> SELECTED TEXT:
....

On Sat, 19 Jan 2002, Nikola Milutinovic wrote:

> Date: Sat, 19 Jan 2002 17:58:35 +0100
> From: Nikola Milutinovic <[EMAIL PROTECTED]>
> Reply-To: Tomcat Users List <[EMAIL PROTECTED]>
> To: Tomcat Users List <[EMAIL PROTECTED]>
> Subject: Re: mod_webapp and php
>
> Craig R. McClanahan wrote:
>
> >
> >>I cannot fathom how they plan to do that, since it would violate the
> >>view of a "web application" as a sealed component on the "servlet
> >>container". I mean suppose you have a WELCOME.GIF file in your web
> >>application, how is Apache supposed to serve it, other than through
> >>WARP? Pre-caching of all static content upon "Warp Deployment"?
> >
> > The original design goal was to make a decision based on the incoming
> > request URI of each request, by asking the following questions:
> > * Is this request URI matched by a filter mapping?
> > * Is this request URI matched by a servlet mapping?
> > * Is this request URI matched by a security constraint?

....

> LISTED RECORDS:
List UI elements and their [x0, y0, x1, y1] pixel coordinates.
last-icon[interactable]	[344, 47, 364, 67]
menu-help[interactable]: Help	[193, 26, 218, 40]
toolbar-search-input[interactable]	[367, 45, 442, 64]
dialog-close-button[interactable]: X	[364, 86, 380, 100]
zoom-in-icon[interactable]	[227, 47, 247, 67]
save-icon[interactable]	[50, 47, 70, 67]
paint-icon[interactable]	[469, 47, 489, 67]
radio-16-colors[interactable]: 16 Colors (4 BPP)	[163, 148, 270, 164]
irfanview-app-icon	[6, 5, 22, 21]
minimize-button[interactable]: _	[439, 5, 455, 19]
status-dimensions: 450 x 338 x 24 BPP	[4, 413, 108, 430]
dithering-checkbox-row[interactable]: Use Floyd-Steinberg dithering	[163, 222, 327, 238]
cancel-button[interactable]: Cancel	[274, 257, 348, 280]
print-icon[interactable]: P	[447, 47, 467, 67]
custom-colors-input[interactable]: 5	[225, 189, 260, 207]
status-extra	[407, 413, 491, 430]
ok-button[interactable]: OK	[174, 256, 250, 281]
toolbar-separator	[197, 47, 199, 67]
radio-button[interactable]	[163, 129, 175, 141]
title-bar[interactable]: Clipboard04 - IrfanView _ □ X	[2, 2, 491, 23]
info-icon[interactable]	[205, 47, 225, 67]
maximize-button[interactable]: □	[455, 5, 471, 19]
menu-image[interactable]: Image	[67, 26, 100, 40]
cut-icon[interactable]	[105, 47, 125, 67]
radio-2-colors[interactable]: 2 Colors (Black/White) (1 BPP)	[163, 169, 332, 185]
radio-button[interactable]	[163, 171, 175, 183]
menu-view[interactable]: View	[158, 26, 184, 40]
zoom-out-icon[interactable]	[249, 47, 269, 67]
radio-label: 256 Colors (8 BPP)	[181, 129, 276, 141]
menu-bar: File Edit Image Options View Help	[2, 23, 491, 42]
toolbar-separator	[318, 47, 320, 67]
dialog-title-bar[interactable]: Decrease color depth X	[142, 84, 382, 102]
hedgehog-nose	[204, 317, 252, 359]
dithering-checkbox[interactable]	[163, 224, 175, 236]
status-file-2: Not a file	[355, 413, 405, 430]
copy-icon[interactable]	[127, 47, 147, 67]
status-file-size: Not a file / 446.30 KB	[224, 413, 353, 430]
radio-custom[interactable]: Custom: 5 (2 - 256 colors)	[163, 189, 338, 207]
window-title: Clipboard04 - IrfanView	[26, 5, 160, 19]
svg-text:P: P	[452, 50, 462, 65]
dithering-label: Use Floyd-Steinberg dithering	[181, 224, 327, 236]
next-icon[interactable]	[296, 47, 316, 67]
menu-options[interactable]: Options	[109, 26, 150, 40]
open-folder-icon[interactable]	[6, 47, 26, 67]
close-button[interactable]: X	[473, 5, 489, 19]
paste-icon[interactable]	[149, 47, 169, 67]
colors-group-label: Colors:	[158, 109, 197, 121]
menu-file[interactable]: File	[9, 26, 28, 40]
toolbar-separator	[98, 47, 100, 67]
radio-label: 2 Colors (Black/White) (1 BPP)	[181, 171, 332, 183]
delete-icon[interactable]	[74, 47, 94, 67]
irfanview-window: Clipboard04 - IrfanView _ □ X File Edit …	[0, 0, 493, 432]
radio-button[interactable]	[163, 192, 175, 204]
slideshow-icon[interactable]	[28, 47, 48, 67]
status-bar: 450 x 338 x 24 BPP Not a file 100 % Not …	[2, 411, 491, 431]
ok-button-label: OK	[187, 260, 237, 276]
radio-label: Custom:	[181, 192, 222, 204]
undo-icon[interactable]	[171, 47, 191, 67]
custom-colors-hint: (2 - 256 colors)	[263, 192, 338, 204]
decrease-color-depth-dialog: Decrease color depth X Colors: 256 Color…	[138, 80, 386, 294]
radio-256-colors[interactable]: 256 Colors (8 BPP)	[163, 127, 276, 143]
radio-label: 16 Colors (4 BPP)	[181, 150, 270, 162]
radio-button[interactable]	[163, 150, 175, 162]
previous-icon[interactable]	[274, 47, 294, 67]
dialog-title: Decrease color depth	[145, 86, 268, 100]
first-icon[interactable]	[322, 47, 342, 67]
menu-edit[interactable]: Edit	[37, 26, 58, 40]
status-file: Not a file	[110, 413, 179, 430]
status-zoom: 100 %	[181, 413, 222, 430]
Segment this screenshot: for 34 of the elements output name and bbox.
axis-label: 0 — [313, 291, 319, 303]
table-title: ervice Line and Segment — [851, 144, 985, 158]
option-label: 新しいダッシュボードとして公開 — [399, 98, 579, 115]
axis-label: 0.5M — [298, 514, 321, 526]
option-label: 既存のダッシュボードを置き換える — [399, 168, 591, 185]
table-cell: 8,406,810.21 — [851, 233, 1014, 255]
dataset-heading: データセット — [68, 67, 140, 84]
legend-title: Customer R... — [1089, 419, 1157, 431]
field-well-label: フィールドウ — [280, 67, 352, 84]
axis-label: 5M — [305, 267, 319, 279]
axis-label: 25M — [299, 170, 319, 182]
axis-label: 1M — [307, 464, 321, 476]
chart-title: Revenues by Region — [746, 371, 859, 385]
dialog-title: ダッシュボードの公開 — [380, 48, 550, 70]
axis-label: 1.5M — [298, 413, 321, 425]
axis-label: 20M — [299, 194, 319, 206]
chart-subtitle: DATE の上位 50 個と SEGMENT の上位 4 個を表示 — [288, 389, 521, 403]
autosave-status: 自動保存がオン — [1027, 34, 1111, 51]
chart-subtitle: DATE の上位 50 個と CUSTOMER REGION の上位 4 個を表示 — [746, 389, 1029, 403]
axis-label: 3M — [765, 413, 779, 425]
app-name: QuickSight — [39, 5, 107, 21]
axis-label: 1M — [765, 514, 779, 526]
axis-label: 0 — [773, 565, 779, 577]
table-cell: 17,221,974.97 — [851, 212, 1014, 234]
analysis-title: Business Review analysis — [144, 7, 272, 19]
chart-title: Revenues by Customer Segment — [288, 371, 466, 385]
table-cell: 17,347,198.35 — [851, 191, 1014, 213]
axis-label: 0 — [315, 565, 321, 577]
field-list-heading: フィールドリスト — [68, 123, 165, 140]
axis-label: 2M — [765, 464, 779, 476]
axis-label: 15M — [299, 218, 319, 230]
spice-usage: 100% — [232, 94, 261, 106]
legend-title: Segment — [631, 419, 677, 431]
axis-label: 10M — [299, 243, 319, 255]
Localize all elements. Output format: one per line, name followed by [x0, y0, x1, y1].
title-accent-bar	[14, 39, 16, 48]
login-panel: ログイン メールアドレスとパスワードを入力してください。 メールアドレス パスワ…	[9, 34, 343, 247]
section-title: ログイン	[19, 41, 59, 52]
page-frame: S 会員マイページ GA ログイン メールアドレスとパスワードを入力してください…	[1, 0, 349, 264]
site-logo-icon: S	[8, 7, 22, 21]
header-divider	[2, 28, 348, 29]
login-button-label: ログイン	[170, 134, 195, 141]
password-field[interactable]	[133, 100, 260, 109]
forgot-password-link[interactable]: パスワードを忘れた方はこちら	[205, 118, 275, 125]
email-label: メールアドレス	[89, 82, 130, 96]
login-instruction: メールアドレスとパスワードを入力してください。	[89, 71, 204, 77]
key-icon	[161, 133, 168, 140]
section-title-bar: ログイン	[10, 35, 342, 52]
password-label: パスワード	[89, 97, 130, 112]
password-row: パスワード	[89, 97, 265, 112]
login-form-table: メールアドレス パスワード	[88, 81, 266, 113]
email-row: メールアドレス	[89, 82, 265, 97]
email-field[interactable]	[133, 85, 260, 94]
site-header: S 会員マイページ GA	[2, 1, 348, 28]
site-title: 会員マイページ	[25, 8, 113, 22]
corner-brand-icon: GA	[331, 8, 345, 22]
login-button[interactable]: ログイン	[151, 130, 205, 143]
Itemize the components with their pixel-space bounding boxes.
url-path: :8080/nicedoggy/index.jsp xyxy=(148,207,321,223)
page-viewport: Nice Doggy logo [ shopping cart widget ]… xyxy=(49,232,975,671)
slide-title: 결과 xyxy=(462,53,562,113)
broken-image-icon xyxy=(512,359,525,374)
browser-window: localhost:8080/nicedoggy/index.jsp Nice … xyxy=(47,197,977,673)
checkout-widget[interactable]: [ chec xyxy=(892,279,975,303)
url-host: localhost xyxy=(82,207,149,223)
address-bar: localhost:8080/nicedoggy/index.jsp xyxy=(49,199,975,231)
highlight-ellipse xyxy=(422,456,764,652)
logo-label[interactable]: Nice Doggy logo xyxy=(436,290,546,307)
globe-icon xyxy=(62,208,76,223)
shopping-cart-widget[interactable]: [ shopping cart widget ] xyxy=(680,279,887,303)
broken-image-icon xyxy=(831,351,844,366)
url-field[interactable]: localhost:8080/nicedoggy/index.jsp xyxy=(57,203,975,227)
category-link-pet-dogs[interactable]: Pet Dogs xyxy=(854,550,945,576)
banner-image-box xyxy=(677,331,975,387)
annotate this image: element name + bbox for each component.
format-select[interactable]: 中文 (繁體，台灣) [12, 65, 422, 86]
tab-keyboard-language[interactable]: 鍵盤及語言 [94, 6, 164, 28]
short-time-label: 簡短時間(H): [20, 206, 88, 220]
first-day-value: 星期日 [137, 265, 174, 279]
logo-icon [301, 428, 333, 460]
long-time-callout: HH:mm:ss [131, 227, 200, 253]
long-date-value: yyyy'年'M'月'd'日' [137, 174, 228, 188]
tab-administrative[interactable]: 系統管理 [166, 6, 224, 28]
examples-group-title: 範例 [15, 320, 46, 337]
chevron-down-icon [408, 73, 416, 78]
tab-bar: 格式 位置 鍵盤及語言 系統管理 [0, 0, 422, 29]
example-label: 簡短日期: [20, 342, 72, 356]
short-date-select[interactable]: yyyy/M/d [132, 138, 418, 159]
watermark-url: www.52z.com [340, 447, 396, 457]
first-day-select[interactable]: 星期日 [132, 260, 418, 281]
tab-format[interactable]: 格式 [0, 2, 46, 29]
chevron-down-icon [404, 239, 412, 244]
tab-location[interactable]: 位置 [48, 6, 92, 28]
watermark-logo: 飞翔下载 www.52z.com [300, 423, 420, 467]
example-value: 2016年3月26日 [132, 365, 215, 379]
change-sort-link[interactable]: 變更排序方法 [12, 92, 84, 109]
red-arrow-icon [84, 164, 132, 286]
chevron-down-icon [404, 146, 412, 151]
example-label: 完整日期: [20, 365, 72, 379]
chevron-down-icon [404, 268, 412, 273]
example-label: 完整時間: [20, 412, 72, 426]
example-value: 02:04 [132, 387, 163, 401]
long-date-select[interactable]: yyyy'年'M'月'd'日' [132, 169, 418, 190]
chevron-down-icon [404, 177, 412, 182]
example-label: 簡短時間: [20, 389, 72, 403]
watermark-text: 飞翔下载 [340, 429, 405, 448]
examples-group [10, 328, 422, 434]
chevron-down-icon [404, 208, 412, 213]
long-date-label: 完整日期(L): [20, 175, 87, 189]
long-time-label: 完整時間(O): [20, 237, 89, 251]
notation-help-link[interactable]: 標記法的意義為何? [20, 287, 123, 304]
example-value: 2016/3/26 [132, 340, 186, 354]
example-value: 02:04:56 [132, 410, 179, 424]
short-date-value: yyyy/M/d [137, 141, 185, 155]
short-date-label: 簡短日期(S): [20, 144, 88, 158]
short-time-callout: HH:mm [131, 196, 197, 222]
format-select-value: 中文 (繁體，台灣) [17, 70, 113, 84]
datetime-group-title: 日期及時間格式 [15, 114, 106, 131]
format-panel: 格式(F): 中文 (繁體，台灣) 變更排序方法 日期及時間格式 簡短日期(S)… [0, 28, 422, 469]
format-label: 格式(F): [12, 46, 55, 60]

....

> WHAT TO DO:
1 – Pull out every line of the records that contains the string "nicedoggy", matching case exactly.
2 – Extend the mailing-list message about mod_webapp and PHP, starting right after its last line.

> WRITTEN ANSWERS:
1 –
url-path: :8080/nicedoggy/index.jsp xyxy=(148,207,321,223)
browser-window: localhost:8080/nicedoggy/index.jsp Nice … xyxy=(47,197,977,673)
address-bar: localhost:8080/nicedoggy/index.jsp xyxy=(49,199,975,231)
url-field[interactable]: localhost:8080/nicedoggy/index.jsp xyxy=(57,203,975,227)

2 –
> > If the answer to any of these questions is YES, the request must be served
> > by Tomcat, to maintain the semantics required by the servlet
> > specification.
> >
> > On the other hand, if the answer to all of these questions is NO, there is
> > no semantic problem with allowing Apache to serve this resource, instead
> > of the default file-serving servlet in Tomcat.
>
>
> So, there is only one bit unclear to me. How was Apache supposed to serve it?
> Basically, my webapp directory is not within Apache's DocumentRoot. Is Apache
> going to cache the static content or what?
>

If you've ever configured a web connector (such as mod_jk) for Tomcat, you
know how this works -- you set up an alias, or a path prefix, in Apache
that matches the context root of a Tomcat webapp, and then set up the
configuration directives telling Apache to forward only the things Tomcat
needs to care about -- everything else is served by Apache just as if
Tomcat wasn't there.  The key issue is making your Apache document root
and Tomcat document root match.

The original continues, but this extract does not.